[Recorded data]

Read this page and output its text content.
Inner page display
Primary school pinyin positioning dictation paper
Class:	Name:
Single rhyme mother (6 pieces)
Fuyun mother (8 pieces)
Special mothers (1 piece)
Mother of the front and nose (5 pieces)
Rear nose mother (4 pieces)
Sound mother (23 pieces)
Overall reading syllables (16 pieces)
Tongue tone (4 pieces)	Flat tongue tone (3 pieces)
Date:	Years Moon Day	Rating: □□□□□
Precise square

**To be done**. Output the listing above exactly as it appears.

**Result**.
Read this page and output its text content.
Inner page display
Primary school pinyin positioning dictation paper
Class:	Name:
Single rhyme mother (6 pieces)
Fuyun mother (8 pieces)
Special mothers (1 piece)
Mother of the front and nose (5 pieces)
Rear nose mother (4 pieces)
Sound mother (23 pieces)
Overall reading syllables (16 pieces)
Tongue tone (4 pieces)	Flat tongue tone (3 pieces)
Date:	Years Moon Day	Rating: □□□□□
Precise square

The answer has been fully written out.